--- Begin Exercise data ---

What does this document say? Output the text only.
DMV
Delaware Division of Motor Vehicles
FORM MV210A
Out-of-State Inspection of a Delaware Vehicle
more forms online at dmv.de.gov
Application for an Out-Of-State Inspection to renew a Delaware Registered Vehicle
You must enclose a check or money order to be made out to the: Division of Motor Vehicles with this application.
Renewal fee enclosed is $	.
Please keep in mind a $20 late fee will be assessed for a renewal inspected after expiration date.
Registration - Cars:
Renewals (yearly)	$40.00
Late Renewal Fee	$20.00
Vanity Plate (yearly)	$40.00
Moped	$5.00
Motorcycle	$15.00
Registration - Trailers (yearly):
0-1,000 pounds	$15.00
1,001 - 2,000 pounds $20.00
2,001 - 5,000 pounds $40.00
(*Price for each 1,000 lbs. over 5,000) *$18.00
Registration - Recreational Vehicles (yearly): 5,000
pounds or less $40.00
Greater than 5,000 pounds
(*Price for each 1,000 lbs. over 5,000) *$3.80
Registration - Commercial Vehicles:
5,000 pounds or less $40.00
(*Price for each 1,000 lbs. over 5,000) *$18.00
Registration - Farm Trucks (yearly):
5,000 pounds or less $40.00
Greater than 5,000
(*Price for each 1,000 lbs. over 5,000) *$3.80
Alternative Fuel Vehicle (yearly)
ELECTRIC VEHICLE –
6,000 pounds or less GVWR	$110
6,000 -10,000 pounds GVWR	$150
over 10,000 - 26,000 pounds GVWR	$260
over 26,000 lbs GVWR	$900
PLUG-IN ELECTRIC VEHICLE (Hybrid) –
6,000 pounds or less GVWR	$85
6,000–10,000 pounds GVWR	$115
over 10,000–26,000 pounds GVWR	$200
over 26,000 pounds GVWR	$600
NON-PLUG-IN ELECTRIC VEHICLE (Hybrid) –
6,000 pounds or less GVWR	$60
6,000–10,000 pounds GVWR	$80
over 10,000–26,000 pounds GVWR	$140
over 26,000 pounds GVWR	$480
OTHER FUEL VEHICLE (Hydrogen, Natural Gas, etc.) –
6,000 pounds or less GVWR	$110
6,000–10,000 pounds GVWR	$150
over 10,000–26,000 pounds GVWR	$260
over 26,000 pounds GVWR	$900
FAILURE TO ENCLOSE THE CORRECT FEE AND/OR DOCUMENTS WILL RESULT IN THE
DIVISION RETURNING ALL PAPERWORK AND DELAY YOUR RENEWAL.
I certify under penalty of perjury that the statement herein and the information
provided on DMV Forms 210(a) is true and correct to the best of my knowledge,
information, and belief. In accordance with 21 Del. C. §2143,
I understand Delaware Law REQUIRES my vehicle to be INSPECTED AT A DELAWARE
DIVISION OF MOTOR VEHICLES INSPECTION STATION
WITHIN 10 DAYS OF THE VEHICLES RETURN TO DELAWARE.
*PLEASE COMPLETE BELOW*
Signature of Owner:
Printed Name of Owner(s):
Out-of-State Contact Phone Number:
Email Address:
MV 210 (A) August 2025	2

--- End Exercise data ---

## To do
Looking at the material above, count the lines that hold "Greater" and give the total alone.

## The result
2